Note each line that includes the word "Scores". Copy those lines.

───── Records provided ─────

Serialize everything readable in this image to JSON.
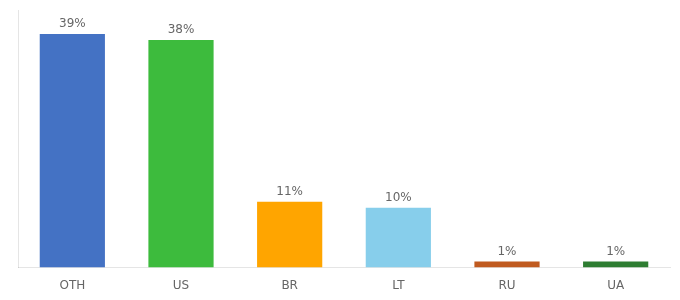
{
  "chart_data": {
    "type": "bar",
    "categories": [
      "OTH",
      "US",
      "BR",
      "LT",
      "RU",
      "UA"
    ],
    "values": [
      39,
      38,
      11,
      10,
      1,
      1
    ],
    "value_labels": [
      "39%",
      "38%",
      "11%",
      "10%",
      "1%",
      "1%"
    ],
    "colors": [
      "#4472c4",
      "#3dbb3d",
      "#ffa500",
      "#87ceeb",
      "#c05a1f",
      "#2e7d32"
    ],
    "ylim": [
      0,
      43
    ],
    "yticks": [],
    "data_labels": true,
    "tick_labels": "x",
    "grid": false
  }
}
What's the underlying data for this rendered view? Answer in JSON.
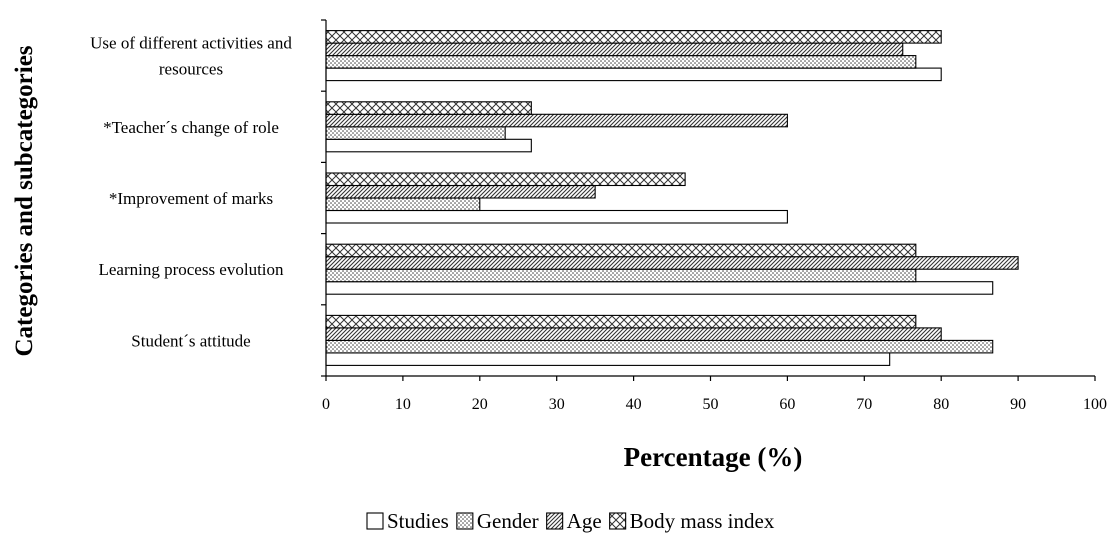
{
  "chart_data": {
    "type": "bar",
    "orientation": "horizontal",
    "xlabel": "Percentage (%)",
    "ylabel": "Categories and subcategories",
    "xlim": [
      0,
      100
    ],
    "xticks": [
      0,
      10,
      20,
      30,
      40,
      50,
      60,
      70,
      80,
      90,
      100
    ],
    "categories": [
      [
        "Use of different activities and",
        "resources"
      ],
      [
        "*Teacher´s change of role"
      ],
      [
        "*Improvement of marks"
      ],
      [
        "Learning process evolution"
      ],
      [
        "Student´s attitude"
      ]
    ],
    "series": [
      {
        "name": "Studies",
        "pattern": "none",
        "values": [
          80,
          26.7,
          60,
          86.7,
          73.3
        ]
      },
      {
        "name": "Gender",
        "pattern": "dots",
        "values": [
          76.7,
          23.3,
          20,
          76.7,
          86.7
        ]
      },
      {
        "name": "Age",
        "pattern": "diagonal",
        "values": [
          75,
          60,
          35,
          90,
          80
        ]
      },
      {
        "name": "Body mass index",
        "pattern": "crosshatch",
        "values": [
          80,
          26.7,
          46.7,
          76.7,
          76.7
        ]
      }
    ],
    "legend_position": "bottom",
    "grid": false,
    "colors": {
      "bar_stroke": "#000000",
      "bar_fill": "#ffffff",
      "pattern": "#333333"
    }
  }
}
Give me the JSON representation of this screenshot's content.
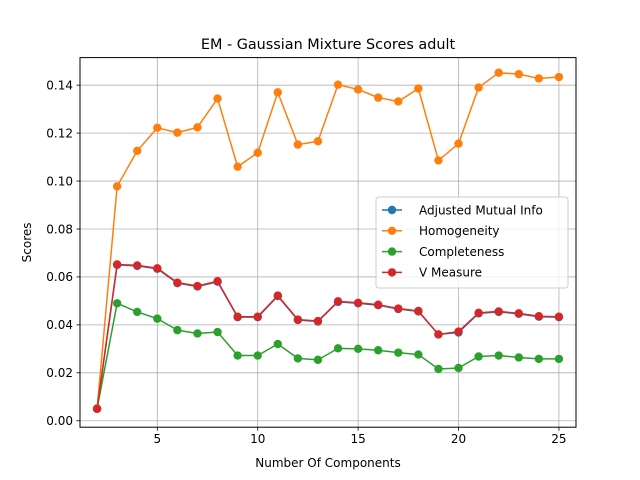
{
  "chart_data": {
    "type": "line",
    "title": "EM - Gaussian Mixture Scores adult",
    "xlabel": "Number Of Components",
    "ylabel": "Scores",
    "xlim": [
      1.15,
      25.85
    ],
    "ylim": [
      -0.0027,
      0.1515
    ],
    "xticks": [
      5,
      10,
      15,
      20,
      25
    ],
    "yticks": [
      0.0,
      0.02,
      0.04,
      0.06,
      0.08,
      0.1,
      0.12,
      0.14
    ],
    "ytick_labels": [
      "0.00",
      "0.02",
      "0.04",
      "0.06",
      "0.08",
      "0.10",
      "0.12",
      "0.14"
    ],
    "grid": true,
    "legend_position": "center-right",
    "x": [
      2,
      3,
      4,
      5,
      6,
      7,
      8,
      9,
      10,
      11,
      12,
      13,
      14,
      15,
      16,
      17,
      18,
      19,
      20,
      21,
      22,
      23,
      24,
      25
    ],
    "series": [
      {
        "name": "Adjusted Mutual Info",
        "color": "#1f77b4",
        "values": [
          0.005,
          0.065,
          0.0646,
          0.0634,
          0.0574,
          0.056,
          0.058,
          0.0432,
          0.0432,
          0.052,
          0.042,
          0.0414,
          0.0496,
          0.049,
          0.0482,
          0.0466,
          0.0456,
          0.036,
          0.0368,
          0.0448,
          0.0454,
          0.0446,
          0.0434,
          0.0432
        ]
      },
      {
        "name": "Homogeneity",
        "color": "#ff7f0e",
        "values": [
          0.005,
          0.0978,
          0.1126,
          0.1222,
          0.1202,
          0.1224,
          0.1344,
          0.106,
          0.1118,
          0.137,
          0.1152,
          0.1166,
          0.1402,
          0.1382,
          0.1348,
          0.1332,
          0.1386,
          0.1086,
          0.1156,
          0.139,
          0.1452,
          0.1446,
          0.1428,
          0.1434
        ]
      },
      {
        "name": "Completeness",
        "color": "#2ca02c",
        "values": [
          0.005,
          0.049,
          0.0454,
          0.0426,
          0.0378,
          0.0364,
          0.037,
          0.0272,
          0.0272,
          0.032,
          0.026,
          0.0254,
          0.0302,
          0.03,
          0.0294,
          0.0284,
          0.0276,
          0.0216,
          0.022,
          0.0268,
          0.0272,
          0.0264,
          0.0258,
          0.0258
        ]
      },
      {
        "name": "V Measure",
        "color": "#d62728",
        "values": [
          0.005,
          0.0652,
          0.0648,
          0.0636,
          0.0576,
          0.0562,
          0.0582,
          0.0434,
          0.0434,
          0.0522,
          0.0422,
          0.0416,
          0.0498,
          0.0492,
          0.0484,
          0.0468,
          0.0458,
          0.036,
          0.0372,
          0.045,
          0.0456,
          0.0448,
          0.0436,
          0.0434
        ]
      }
    ]
  }
}
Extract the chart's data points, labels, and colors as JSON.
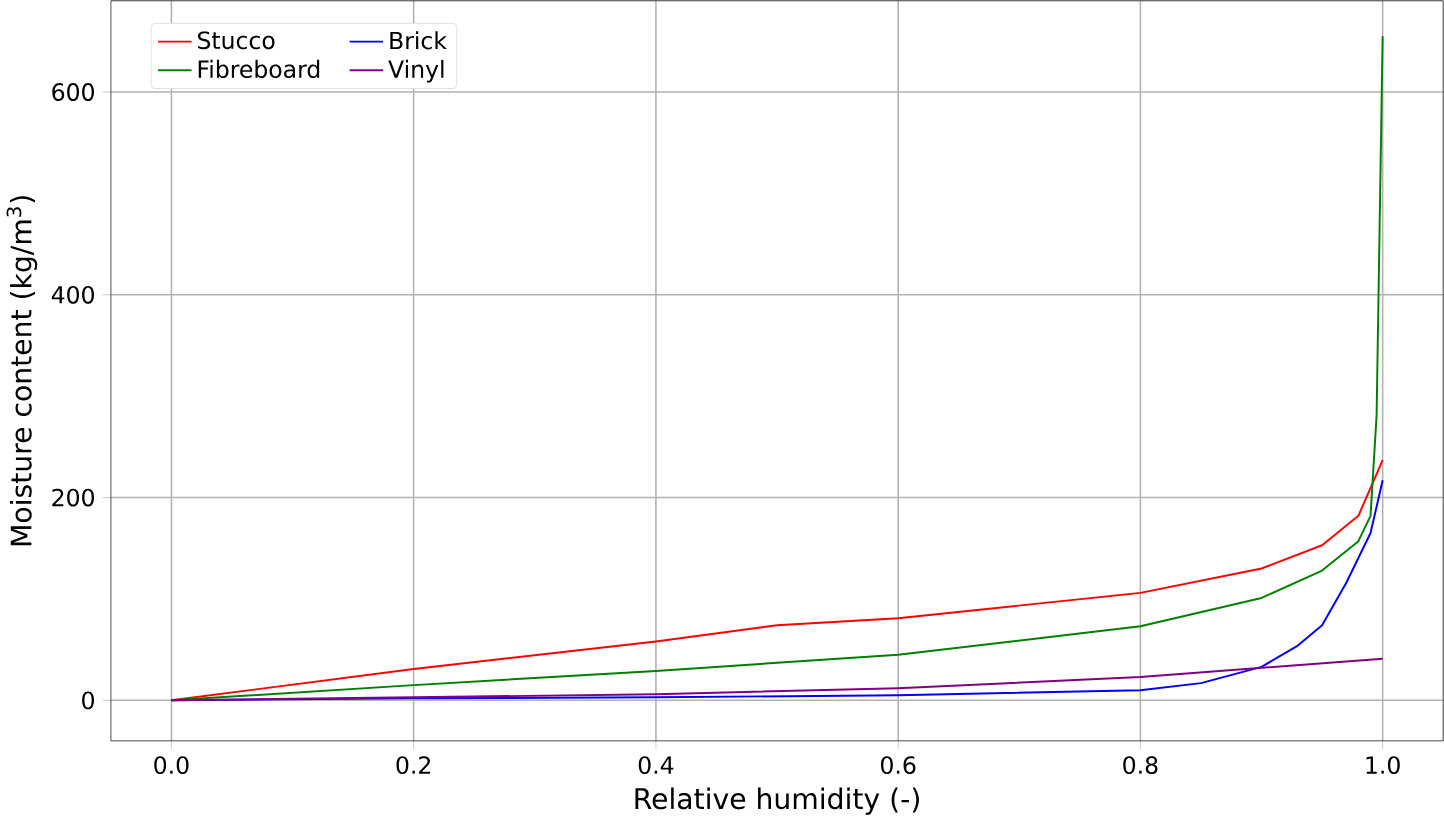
{
  "chart_data": {
    "type": "line",
    "xlabel": "Relative humidity (-)",
    "ylabel": "Moisture content (kg/m$^{3}$)",
    "xlim": [
      -0.05,
      1.05
    ],
    "ylim": [
      -40,
      690
    ],
    "xticks": [
      {
        "value": 0,
        "label": "0.0"
      },
      {
        "value": 0.2,
        "label": "0.2"
      },
      {
        "value": 0.4,
        "label": "0.4"
      },
      {
        "value": 0.6,
        "label": "0.6"
      },
      {
        "value": 0.8,
        "label": "0.8"
      },
      {
        "value": 1,
        "label": "1.0"
      }
    ],
    "yticks": [
      0,
      200,
      400,
      600
    ],
    "grid": true,
    "legend": "top left",
    "series": [
      {
        "name": "Stucco",
        "color": "#ff0000",
        "x": [
          0,
          0.2,
          0.4,
          0.5,
          0.6,
          0.8,
          0.9,
          0.95,
          0.98,
          1.0
        ],
        "values": [
          0,
          31,
          58,
          74,
          81,
          106,
          130,
          153,
          182,
          237
        ]
      },
      {
        "name": "Brick",
        "color": "#0000ff",
        "x": [
          0,
          0.2,
          0.4,
          0.6,
          0.8,
          0.85,
          0.9,
          0.93,
          0.95,
          0.97,
          0.99,
          1.0
        ],
        "values": [
          0,
          2,
          3,
          5,
          10,
          17,
          33,
          54,
          74,
          116,
          165,
          217
        ]
      },
      {
        "name": "Fibreboard",
        "color": "#008000",
        "x": [
          0,
          0.2,
          0.4,
          0.6,
          0.8,
          0.9,
          0.95,
          0.98,
          0.99,
          0.995,
          1.0
        ],
        "values": [
          0,
          15,
          29,
          45,
          73,
          101,
          128,
          157,
          182,
          281,
          655
        ]
      },
      {
        "name": "Vinyl",
        "color": "#800080",
        "x": [
          0,
          0.2,
          0.4,
          0.6,
          0.8,
          1.0
        ],
        "values": [
          0,
          3,
          6,
          12,
          23,
          41
        ]
      }
    ]
  }
}
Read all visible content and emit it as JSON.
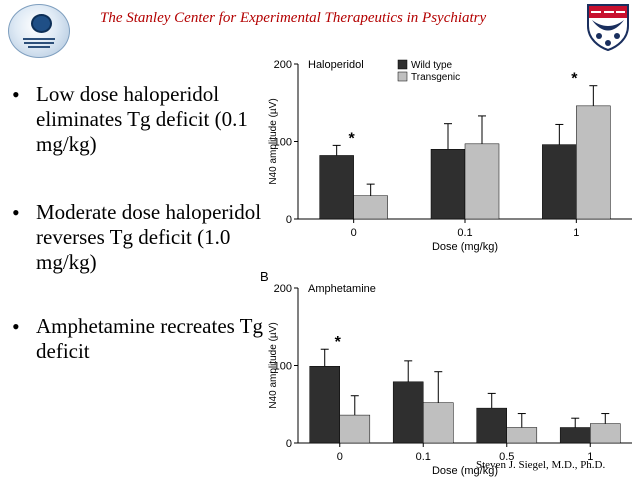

─────

Worked solution:
    "title": "EM - Gaussian Mixture Scores adult",
    "ylabel": "Scores",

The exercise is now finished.